= WRITTEN EXERCISE =
Gather all lines in the entries that include the word "icon".

= EXTRACTED INFORMATION =
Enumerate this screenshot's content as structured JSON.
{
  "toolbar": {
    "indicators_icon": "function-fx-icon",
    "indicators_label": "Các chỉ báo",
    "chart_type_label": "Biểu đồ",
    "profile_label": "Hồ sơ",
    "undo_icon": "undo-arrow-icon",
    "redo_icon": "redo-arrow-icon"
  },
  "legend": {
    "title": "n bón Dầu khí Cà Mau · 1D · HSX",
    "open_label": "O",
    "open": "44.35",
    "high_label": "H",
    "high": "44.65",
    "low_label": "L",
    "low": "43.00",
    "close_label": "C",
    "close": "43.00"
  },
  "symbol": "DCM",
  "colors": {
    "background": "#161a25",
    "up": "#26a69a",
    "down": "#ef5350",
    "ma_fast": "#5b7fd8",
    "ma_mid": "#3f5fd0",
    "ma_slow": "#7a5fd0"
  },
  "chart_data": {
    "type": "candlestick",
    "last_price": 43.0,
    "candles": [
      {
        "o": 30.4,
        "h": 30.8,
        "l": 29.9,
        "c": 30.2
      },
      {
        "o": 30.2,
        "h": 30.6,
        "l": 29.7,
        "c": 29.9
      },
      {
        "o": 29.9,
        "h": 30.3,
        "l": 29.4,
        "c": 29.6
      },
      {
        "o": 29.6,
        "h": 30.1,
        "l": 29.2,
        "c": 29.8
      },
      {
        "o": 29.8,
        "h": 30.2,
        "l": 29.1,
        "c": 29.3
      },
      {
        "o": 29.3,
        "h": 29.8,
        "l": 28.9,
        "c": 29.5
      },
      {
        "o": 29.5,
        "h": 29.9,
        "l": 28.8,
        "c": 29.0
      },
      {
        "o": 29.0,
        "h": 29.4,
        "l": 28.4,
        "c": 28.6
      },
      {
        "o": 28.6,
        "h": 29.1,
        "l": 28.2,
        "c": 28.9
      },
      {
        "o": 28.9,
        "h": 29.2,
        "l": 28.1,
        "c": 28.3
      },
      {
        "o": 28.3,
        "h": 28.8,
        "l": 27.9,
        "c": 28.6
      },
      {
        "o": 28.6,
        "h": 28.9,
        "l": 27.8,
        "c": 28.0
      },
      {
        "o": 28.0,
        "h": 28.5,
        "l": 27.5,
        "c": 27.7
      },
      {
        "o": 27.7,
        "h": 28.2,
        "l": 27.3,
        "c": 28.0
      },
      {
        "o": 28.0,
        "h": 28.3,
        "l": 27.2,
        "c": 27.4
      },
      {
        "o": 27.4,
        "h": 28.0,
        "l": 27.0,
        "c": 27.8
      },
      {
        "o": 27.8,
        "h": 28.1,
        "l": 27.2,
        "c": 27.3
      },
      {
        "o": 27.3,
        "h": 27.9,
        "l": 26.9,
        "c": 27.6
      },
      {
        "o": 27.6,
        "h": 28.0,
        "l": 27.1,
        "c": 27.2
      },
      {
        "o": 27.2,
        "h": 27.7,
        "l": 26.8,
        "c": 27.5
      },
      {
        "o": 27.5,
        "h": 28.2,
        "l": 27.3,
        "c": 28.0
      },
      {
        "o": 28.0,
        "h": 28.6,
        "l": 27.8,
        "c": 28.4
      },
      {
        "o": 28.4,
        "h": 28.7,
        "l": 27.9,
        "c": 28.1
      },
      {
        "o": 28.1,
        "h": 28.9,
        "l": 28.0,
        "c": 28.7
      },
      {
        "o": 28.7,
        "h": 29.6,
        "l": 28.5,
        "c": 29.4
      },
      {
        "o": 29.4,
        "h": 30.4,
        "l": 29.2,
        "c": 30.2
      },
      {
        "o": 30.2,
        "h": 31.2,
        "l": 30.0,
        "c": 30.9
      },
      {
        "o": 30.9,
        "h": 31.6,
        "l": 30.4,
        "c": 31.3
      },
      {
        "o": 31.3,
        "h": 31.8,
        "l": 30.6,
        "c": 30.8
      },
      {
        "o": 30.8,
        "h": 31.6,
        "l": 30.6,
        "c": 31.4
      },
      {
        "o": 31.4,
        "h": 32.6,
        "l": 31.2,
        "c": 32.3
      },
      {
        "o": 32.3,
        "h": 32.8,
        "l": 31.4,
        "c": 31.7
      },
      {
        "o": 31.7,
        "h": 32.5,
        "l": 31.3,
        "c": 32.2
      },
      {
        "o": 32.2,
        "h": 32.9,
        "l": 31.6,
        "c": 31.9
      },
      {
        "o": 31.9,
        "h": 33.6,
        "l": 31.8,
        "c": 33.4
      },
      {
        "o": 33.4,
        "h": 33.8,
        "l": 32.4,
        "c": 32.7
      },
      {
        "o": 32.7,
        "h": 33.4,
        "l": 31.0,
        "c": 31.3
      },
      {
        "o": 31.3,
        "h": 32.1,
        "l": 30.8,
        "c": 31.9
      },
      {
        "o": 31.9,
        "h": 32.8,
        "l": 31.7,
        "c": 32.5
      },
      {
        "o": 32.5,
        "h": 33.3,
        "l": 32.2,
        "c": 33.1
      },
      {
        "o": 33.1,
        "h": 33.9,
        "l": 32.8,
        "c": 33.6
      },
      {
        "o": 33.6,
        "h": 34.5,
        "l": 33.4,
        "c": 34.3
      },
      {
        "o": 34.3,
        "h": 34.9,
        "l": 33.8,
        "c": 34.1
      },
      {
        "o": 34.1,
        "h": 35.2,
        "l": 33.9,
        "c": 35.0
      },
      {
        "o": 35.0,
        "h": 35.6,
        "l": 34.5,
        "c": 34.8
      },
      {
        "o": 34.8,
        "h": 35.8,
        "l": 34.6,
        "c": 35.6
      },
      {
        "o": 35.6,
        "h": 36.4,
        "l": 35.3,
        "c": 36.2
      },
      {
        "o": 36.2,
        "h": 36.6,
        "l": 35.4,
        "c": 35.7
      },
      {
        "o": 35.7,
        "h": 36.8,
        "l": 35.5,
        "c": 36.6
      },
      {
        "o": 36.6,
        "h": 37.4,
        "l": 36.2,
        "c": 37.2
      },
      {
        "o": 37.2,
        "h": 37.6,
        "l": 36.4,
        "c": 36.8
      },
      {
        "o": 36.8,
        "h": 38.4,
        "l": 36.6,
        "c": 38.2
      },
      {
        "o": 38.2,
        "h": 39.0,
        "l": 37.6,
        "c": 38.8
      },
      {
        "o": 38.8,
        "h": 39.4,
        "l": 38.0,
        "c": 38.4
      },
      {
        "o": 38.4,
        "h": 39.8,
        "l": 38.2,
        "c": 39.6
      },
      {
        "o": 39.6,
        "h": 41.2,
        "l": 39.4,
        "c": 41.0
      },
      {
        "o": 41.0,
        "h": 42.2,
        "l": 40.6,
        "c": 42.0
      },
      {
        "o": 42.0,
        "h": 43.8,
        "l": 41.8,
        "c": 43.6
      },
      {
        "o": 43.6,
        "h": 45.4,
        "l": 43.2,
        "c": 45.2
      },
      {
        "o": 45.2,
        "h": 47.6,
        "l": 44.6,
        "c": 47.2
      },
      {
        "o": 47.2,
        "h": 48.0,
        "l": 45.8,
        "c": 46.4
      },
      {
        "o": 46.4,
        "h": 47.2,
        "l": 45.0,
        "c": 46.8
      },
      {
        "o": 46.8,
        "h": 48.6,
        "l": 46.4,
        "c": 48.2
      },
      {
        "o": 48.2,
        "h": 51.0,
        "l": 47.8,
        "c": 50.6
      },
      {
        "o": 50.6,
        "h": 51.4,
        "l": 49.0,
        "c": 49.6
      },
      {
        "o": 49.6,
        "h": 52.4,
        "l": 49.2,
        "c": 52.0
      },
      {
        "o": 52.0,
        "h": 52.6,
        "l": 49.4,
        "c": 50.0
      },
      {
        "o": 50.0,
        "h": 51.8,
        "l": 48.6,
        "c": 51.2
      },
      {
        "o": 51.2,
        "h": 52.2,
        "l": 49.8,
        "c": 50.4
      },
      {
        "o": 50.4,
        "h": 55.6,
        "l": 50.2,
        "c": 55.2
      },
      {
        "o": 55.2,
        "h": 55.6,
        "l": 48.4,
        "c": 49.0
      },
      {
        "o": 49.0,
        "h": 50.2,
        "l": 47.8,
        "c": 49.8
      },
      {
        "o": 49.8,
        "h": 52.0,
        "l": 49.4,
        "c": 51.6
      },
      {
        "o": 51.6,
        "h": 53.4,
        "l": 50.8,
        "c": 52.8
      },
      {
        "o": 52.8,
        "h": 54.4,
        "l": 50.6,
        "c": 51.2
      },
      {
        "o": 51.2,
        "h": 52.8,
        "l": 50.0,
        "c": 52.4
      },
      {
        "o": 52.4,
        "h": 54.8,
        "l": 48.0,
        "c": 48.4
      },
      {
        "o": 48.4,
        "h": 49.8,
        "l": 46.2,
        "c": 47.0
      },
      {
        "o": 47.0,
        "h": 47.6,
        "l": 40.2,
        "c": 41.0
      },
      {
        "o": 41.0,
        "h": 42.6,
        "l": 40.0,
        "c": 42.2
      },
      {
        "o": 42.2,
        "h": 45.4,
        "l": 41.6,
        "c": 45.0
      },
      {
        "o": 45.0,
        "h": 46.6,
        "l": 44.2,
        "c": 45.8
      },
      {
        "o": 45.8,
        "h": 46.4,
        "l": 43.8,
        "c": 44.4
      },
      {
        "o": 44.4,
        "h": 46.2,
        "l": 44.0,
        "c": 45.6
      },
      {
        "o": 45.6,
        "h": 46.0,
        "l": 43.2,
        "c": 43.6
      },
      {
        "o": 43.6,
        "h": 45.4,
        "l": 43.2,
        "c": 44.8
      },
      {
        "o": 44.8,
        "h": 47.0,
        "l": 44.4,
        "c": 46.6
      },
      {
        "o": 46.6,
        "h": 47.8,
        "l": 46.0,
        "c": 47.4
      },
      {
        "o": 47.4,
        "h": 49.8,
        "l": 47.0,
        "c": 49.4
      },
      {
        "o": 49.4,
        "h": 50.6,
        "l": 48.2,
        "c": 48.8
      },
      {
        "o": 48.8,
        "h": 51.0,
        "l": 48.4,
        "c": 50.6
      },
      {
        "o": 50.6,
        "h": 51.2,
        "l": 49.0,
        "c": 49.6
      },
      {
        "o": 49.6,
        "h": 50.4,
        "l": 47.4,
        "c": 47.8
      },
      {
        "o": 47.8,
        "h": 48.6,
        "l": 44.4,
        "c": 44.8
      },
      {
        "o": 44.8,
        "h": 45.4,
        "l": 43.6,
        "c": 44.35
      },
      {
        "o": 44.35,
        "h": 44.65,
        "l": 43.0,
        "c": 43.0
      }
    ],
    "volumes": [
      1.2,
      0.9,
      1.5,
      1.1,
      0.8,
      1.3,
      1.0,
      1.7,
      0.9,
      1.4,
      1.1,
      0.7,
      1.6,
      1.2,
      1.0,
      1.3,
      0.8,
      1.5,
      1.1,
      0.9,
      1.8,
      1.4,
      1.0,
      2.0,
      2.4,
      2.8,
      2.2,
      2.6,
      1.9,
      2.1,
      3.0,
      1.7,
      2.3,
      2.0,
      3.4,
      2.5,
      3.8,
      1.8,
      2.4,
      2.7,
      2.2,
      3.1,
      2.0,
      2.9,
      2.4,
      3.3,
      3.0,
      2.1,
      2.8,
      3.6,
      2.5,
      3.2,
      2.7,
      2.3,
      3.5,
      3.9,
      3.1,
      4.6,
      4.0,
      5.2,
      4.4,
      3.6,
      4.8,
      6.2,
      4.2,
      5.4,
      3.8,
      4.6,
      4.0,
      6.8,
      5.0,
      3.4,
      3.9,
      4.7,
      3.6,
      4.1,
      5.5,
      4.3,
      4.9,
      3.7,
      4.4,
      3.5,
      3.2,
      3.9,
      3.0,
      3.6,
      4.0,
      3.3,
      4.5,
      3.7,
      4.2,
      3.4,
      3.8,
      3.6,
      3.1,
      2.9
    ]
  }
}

= ANSWER TO THIS PROBLEM =
    "indicators_icon": "function-fx-icon",
    "undo_icon": "undo-arrow-icon",
    "redo_icon": "redo-arrow-icon"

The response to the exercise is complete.